#### Goal
Locate and copy all lines bearing the word "الحسن".

----------------

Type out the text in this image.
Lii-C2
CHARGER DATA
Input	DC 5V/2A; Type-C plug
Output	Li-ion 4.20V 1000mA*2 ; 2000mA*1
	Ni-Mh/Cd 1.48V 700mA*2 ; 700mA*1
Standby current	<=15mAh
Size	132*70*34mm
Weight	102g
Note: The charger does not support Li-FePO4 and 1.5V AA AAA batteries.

----------------

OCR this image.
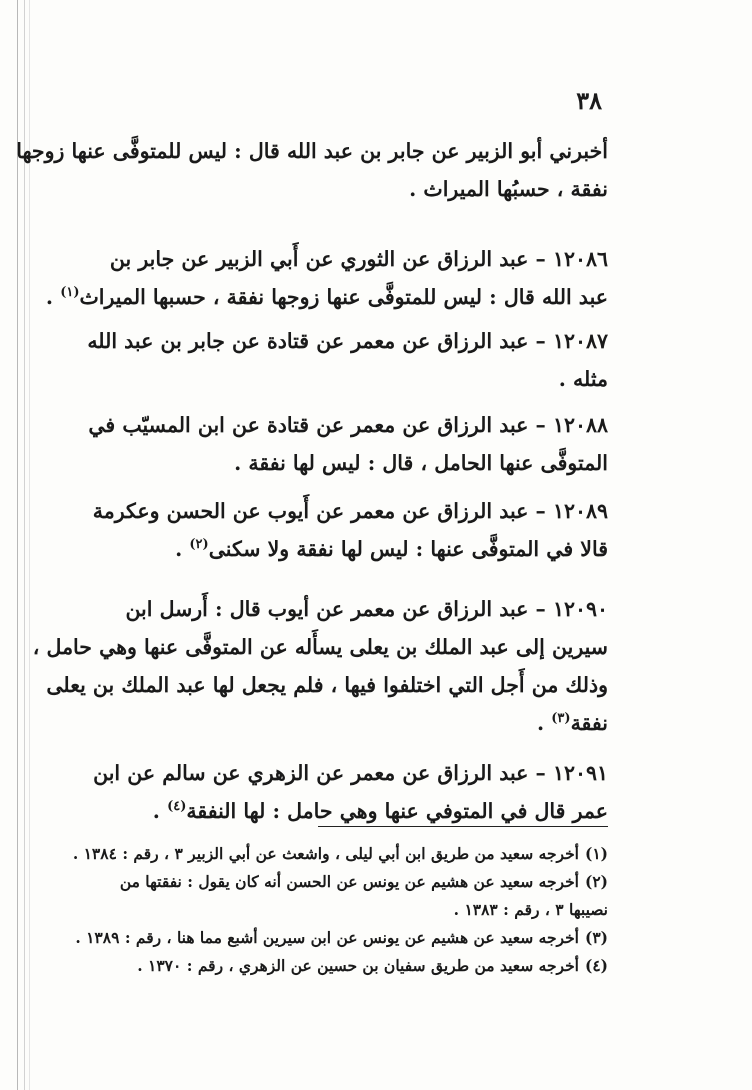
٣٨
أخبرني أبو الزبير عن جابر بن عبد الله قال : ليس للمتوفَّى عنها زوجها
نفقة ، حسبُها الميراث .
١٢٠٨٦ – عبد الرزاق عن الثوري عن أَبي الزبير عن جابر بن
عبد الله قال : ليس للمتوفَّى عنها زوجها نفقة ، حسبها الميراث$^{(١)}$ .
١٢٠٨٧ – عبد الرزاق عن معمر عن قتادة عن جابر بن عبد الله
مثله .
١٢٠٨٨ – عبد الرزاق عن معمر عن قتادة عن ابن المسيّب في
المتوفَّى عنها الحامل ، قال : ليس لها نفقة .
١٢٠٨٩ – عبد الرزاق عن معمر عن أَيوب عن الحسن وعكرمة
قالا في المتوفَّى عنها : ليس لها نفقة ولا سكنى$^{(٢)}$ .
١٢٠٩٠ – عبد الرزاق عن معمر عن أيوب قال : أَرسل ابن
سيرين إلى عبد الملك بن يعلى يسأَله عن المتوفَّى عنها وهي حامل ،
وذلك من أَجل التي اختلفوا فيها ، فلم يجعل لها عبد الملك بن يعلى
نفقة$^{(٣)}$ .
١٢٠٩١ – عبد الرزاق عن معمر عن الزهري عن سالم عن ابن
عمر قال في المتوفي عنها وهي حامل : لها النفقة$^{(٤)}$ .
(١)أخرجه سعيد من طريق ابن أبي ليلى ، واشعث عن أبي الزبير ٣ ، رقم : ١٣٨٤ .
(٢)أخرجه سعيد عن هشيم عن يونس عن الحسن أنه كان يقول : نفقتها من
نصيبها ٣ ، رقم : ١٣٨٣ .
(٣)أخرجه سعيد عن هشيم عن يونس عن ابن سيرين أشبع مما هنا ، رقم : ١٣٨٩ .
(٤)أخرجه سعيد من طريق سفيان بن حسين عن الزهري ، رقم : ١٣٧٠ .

----------------

#### The solution
١٢٠٨٩ – عبد الرزاق عن معمر عن أَيوب عن الحسن وعكرمة
(٢)أخرجه سعيد عن هشيم عن يونس عن الحسن أنه كان يقول : نفقتها من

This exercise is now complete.